> **REQUIREMENT A**: In the brain-computer interface passage, what sampling rate and resolution does the Emotiv EPOC headset have?
> **REQUIREMENT B**: Please carry on the brain-computer interface passage from its final sentence.

> **STUDY TEXT**:

Brain Computer Interfaces (BCI) are direct functional interactions between a human brain and an external device. BCI have recently gained a new interest as a practical Human Machine Interface (HMI). Although early BCI was proposed in the late seventy's, wide spread use was limited due to equipment cost and complexity. However, recent technological advantages have enabled the development of low cost BCI devices that are aimed at the mass market. The Neurosky Minwave device and the Emotiv EPOC headset are examples of low cost BCI devices. BCI is performed by measuring the brain activity of a user and then identifying the thought pattern or desired action using of the user. Brain activity is measured by detecting minute voltage changes in specific areas of the brain . This can be done in three ways: 1) invasive, where electrodes are placed on the brain itself, 2) partially-invasive where electrodes are placed in the skull and 3) non-invasive where electrodes are placed on the scalp. Electroencephalography (EEG) is the only currently available non-invasive brain activity measuring method and therefore it is the most widely used . A BCI framework block diagram is shown below:

An implementation of a differential wheeled mobile robot that is controlled by identifying brain activity of the user is presented in our study. The mobile robot was controlled by using 4 commands: “neutral”, “move forward”, “turn left” and “turn right”. These commands were identified by measuring the brain activity of the user at a given time. Performance of the mobile robot over a given path was measured. A differential wheeled robot is a mobile robot with 2 or more wheels. Two wheels on either side of the robot body are driven separately and this governs the movement of the robot . The figure below shows the diagram of the differential wheeled robot used in our study. The third wheel is a free turning wheel used to balance the robot. The differential wheeled robot shown in Fig was implemented using Lego NXT. This enables the communication between robot and a computer wirelessly via Bluetooth. Furthermore, the rotation of the motors can be controlled using integer values between -100 and +100,and an accurate measure of the number of turns each motor performed can also be acquired.

This section elaborates the hardware setup and used for the BCI framework presented in our study. The Emotiv EPOC Neuroheadset is a low cost easy to use BCI device (Fig (a)). It is able to measure brain activity of the wearer by utilizing 14 sensors (Fig. (b)). Each of the 14 sensors is an electrode which is hydrated using a saline solution. This is necessary to increase the conductivity of the contact pad and thus increase the sensitivity of the reading. These sensors are placed according to the international 10-20 system . Fig.c shows the locations utilized by the Emotiv EPOC headset according to the 10-20 system electrode locations. The sampling rate of the EPOC headset is 2048 Hz with 14 bit resolution. This enables fast and precise data collocation. Additionally, gyroscopic sensors are located in the headset that can detect the orientation of the headset. It has been shown that the Emotiv EPOC headset compares well with high grade research level equipment and the information retrieved is reliable and sufficient for most applications .The wireless design and low comparable weight enables users to wear the EPOC headset for longer durations of time, compared with more sophisticated EEG devices Furthermore, the comparatively low preparation time enables regular use.

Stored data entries
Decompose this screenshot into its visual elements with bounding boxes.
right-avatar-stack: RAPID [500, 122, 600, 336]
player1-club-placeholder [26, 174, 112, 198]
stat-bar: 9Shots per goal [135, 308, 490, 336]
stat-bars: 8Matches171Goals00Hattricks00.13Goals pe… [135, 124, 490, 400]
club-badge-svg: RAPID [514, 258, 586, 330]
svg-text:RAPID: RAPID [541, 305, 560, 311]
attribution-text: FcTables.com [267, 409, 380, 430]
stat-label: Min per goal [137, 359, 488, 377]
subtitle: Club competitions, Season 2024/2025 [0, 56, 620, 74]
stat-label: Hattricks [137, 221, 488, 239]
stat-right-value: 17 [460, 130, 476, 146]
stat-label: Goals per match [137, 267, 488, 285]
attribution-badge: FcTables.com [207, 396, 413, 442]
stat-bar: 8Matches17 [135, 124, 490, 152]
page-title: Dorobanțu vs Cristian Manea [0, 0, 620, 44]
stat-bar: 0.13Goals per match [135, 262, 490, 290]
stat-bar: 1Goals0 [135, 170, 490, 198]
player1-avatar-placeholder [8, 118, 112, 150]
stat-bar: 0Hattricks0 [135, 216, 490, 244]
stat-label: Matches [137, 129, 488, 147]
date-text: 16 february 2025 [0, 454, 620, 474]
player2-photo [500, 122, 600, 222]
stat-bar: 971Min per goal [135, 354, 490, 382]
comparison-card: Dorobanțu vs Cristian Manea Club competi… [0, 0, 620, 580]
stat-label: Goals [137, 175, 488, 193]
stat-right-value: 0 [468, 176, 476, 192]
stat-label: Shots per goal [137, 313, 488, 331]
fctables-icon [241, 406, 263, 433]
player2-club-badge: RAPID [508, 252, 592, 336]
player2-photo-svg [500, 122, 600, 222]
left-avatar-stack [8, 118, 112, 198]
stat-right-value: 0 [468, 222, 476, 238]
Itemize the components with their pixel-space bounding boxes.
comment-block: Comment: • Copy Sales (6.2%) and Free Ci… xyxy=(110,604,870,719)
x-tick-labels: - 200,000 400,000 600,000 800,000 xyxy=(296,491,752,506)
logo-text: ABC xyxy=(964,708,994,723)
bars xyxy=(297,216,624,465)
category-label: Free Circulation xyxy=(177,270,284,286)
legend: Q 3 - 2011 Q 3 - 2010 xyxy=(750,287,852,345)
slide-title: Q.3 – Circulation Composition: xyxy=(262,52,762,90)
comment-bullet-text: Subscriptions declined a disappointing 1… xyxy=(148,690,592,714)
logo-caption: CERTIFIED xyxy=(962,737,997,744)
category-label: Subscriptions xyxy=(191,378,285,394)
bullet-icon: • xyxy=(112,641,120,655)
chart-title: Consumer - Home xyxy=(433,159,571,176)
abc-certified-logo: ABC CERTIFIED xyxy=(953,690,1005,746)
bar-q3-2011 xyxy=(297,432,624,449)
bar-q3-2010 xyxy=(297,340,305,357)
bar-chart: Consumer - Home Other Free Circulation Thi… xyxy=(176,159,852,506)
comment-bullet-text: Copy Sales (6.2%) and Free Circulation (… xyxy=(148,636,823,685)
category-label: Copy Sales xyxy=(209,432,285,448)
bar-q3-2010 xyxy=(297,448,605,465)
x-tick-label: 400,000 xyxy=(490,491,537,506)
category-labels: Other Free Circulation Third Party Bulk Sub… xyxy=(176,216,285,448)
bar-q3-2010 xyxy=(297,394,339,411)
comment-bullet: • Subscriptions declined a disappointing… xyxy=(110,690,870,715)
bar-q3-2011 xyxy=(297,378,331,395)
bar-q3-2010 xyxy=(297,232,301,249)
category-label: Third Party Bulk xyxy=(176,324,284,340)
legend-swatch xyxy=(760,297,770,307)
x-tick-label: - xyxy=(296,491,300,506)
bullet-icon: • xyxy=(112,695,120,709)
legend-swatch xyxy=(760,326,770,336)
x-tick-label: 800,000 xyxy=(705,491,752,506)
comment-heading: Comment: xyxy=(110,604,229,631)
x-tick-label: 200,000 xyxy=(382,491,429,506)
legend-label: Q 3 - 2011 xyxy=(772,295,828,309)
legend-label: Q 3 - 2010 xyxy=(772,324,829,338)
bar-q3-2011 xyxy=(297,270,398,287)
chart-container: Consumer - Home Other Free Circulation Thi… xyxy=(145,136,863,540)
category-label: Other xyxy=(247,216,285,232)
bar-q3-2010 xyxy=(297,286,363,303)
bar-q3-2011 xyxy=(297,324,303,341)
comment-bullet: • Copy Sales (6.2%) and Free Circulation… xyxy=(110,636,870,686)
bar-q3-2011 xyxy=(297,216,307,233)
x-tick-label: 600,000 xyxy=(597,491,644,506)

> **ANSWER BOX A**: 2048 Hz with 14-bit resolution

> **ANSWER BOX B**:
Fig(a)Emotiv EPOC Neuroheadset

Fig(b)Sensor Pad

Fig(c)Sensor Placements

In order to implement the BCI, Emotiv SDK and Lego NXT SDK was used. A Graphical User Interface (GUI) was implemented in the C++ environment that combines the processed signals from the Emotiv SDK and the control outputs to the mobile robot. The implemented GUI provides the seamless connection required between the brain activity and the motion of the robot. Since the brain activities of individuals are different, each thought pattern corresponding to an action has to be identified for different individuals. The Emotiv SDK enables the training of the system to different individuals. Thus, before a new user can successfully control the mobile robot, training must take place. The required training process can also be performed using the implemented GUI. The implemented GUI consists of 2 windows. The first window, shown in Fig. A, extracts the EEG data and converts it into an action (neutral, push, turn left or turn right). Different users can be added to the BCI environment using the implemented profile management. The required training for different users can also be performed using this window. In order to aid the training and controlling process a 3D object that can be manipulated by thought is displayed on this window. Once training is completed a user profile can be saved and retrieved at a later time. The second window, shown in Fig. B, provides the user with information about the mobile robot. The robot path is shown including a history of the motion. The calculated speeds of the motors are also displayed as well as the position and orientation in space.